**Exercise objective**: Give the count of lines in the data that include "JSON", with no other words.

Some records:

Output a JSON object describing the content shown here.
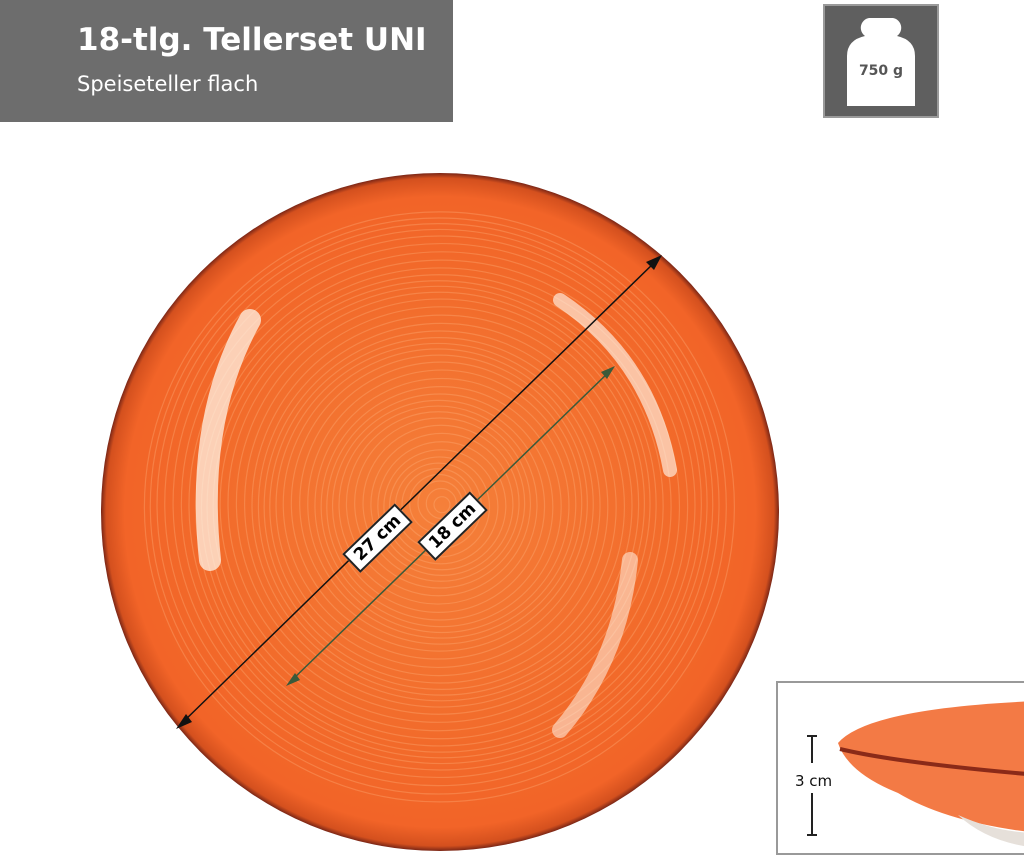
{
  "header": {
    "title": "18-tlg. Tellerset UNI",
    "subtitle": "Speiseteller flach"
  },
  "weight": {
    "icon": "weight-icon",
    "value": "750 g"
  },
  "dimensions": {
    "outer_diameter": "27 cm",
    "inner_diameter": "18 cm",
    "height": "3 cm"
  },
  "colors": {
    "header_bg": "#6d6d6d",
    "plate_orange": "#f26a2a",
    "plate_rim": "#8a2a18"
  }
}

---

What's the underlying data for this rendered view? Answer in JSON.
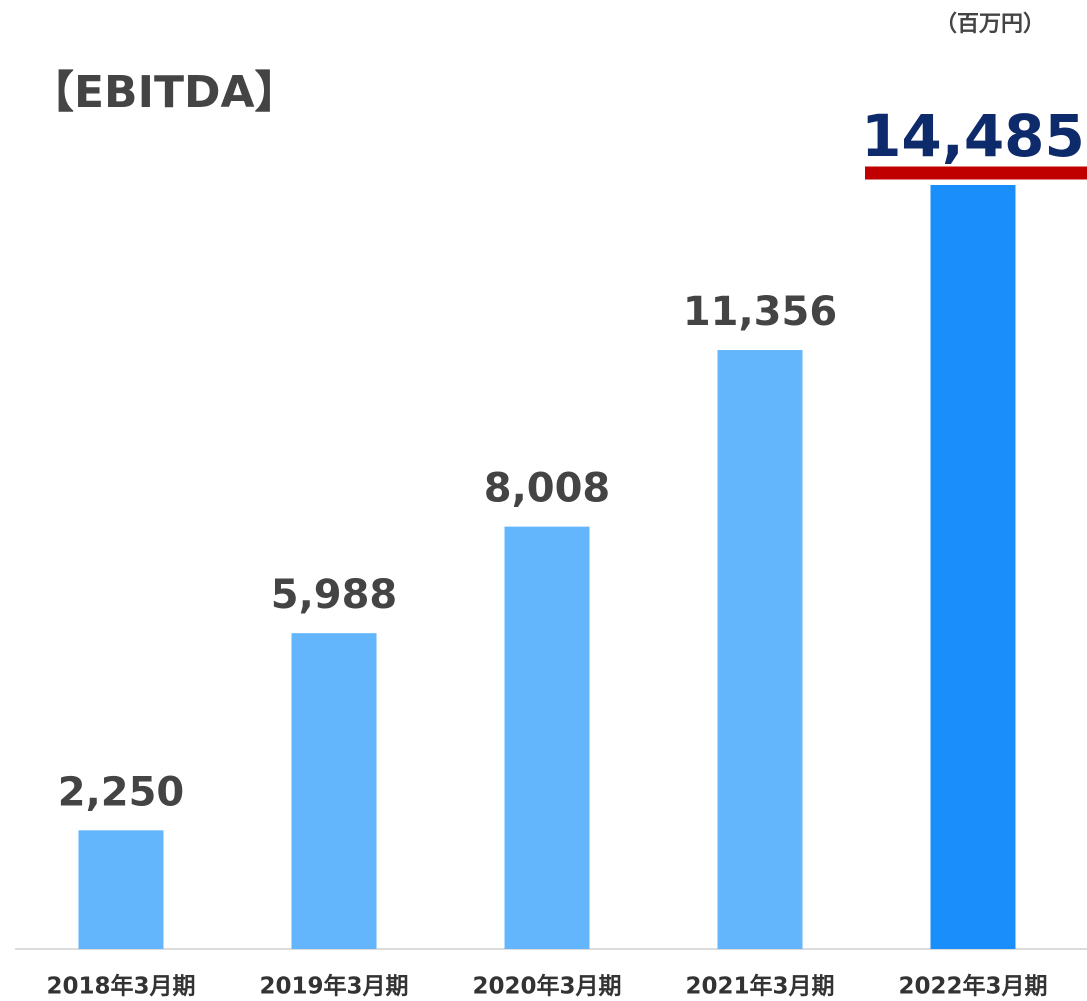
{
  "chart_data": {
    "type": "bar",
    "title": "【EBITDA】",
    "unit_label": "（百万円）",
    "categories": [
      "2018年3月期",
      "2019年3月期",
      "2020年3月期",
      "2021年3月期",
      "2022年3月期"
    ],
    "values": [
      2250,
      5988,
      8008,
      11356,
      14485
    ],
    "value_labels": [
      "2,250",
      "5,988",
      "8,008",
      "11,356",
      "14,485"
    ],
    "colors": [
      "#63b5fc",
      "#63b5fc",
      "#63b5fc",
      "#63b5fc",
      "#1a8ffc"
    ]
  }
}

**Written reply**: 2